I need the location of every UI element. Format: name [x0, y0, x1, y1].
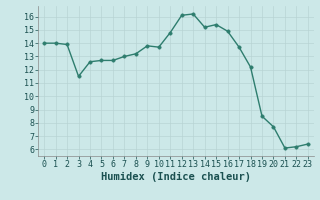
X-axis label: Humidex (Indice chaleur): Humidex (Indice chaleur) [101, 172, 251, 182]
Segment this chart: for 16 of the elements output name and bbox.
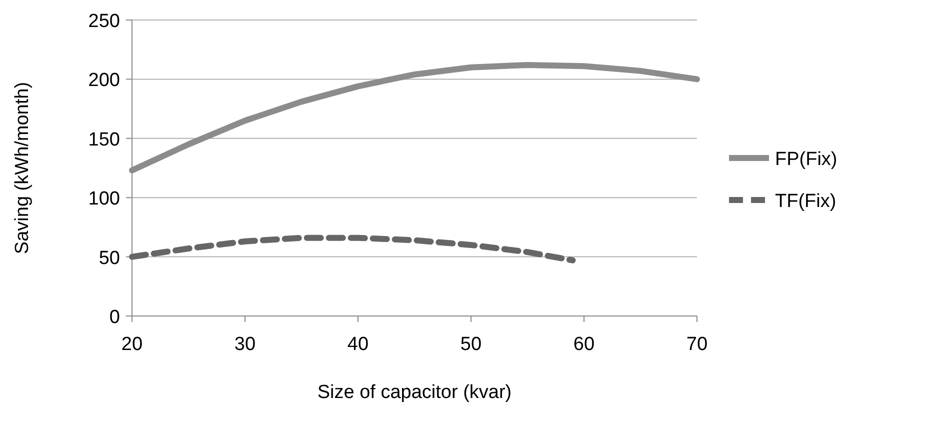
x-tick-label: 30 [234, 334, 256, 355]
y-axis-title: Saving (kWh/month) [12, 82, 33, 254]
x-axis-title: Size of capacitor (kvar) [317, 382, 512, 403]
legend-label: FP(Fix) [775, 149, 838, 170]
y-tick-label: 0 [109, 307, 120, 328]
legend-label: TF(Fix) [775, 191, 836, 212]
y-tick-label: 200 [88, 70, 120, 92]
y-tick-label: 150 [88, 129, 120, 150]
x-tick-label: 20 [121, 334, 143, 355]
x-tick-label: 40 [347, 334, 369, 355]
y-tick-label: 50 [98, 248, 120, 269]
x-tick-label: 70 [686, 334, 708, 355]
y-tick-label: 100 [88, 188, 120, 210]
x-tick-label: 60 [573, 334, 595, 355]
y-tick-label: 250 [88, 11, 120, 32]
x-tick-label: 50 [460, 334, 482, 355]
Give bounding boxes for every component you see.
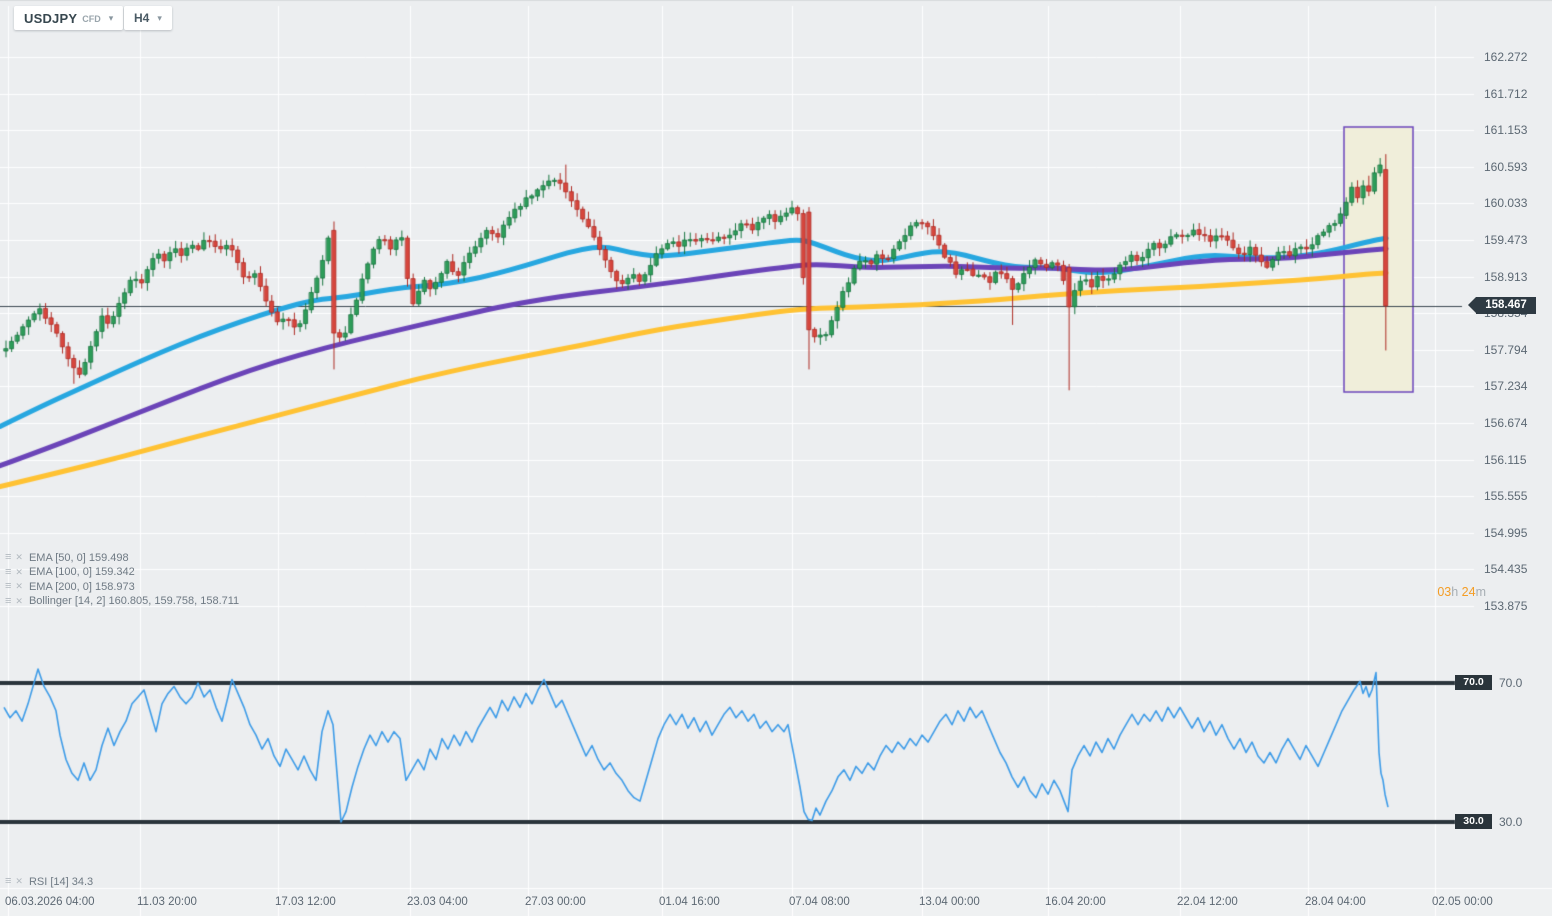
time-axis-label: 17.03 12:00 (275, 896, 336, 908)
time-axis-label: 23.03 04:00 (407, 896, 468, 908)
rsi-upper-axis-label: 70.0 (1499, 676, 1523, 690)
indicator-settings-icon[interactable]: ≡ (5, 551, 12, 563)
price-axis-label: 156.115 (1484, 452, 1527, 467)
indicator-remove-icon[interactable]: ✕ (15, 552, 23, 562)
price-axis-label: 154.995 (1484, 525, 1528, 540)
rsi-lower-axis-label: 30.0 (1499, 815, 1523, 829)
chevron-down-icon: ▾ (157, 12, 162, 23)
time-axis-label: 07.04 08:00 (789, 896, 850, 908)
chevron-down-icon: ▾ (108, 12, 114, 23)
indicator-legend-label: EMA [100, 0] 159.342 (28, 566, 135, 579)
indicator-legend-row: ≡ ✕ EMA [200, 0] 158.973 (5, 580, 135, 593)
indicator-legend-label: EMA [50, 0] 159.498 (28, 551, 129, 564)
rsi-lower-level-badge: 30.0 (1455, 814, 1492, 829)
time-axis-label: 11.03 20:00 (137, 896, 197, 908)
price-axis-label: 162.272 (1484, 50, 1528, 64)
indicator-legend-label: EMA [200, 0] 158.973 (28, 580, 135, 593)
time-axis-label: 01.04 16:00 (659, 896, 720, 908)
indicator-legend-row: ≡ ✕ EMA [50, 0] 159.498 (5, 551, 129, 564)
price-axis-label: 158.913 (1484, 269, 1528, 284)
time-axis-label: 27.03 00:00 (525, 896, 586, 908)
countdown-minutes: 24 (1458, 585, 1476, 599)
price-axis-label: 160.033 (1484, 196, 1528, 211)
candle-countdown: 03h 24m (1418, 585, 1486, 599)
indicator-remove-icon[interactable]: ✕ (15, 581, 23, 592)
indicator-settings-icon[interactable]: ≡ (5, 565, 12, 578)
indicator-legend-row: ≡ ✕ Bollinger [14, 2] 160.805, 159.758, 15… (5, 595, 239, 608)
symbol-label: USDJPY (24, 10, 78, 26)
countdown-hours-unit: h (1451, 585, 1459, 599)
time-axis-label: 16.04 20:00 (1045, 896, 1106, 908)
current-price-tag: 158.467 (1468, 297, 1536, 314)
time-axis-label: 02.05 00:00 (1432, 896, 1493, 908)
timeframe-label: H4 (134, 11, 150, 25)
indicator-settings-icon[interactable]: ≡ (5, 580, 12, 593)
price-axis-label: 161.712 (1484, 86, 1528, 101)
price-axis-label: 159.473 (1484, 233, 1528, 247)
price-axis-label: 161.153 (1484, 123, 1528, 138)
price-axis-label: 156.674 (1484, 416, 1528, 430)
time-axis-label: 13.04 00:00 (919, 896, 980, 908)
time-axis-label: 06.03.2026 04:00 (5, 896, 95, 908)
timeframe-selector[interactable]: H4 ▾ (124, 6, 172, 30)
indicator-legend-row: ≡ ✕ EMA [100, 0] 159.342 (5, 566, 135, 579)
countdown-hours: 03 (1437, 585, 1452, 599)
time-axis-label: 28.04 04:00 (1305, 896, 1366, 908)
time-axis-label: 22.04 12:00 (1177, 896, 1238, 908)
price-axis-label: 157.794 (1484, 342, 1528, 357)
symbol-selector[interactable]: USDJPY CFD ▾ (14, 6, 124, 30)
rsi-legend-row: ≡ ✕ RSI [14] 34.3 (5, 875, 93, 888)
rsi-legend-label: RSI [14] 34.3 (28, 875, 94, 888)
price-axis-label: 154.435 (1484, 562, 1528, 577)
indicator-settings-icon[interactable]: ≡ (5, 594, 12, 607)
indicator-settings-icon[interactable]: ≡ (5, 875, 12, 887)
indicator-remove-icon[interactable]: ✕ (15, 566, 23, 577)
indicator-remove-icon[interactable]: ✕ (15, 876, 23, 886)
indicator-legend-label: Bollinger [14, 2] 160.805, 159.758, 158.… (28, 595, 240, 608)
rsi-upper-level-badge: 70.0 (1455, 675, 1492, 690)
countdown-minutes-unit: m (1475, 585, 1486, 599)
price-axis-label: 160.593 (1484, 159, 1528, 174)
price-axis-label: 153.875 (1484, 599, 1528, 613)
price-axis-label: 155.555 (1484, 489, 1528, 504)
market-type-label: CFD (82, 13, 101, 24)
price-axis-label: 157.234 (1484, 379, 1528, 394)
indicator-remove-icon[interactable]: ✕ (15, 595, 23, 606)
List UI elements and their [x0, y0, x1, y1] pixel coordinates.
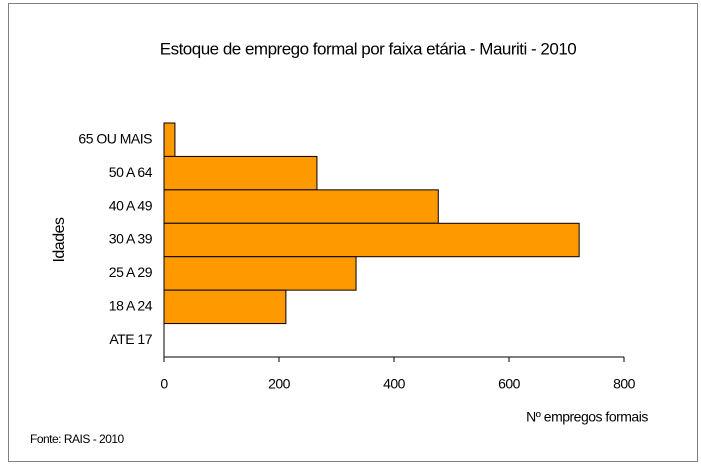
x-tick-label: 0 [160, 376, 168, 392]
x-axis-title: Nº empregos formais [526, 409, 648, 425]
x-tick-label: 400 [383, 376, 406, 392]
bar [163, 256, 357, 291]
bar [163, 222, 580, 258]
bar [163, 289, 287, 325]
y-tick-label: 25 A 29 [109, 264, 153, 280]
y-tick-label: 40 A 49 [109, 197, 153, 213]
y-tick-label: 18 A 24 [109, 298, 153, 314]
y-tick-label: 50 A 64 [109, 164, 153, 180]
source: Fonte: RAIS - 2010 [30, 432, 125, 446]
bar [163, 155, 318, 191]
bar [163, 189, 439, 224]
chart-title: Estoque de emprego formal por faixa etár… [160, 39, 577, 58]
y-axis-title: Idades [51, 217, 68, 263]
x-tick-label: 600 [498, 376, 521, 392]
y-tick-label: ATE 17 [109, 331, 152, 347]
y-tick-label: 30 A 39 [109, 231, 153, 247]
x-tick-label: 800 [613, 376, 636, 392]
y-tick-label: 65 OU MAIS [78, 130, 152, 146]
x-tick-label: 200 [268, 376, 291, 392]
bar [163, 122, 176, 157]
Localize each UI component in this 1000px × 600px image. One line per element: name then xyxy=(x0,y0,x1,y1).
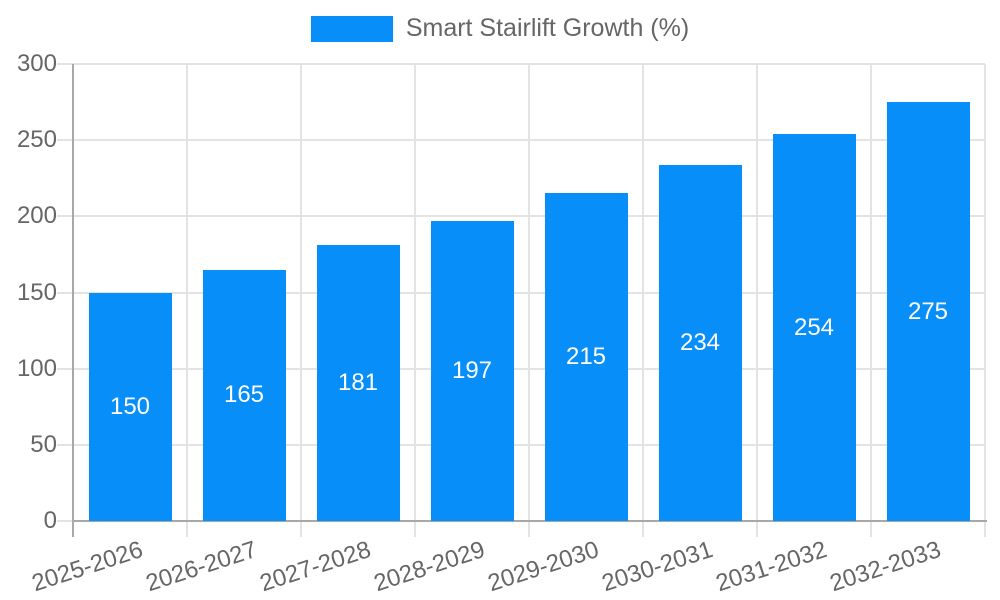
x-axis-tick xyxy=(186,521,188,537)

--------------------

TASK DETAILS:
List each line of the listing that contains the string "USDJPY". Case counts.

COMPLETED EXERCISE:
symbol-label: USDJPY (24, 10, 78, 26)
symbol-selector[interactable]: USDJPY CFD ▾ (14, 6, 124, 30)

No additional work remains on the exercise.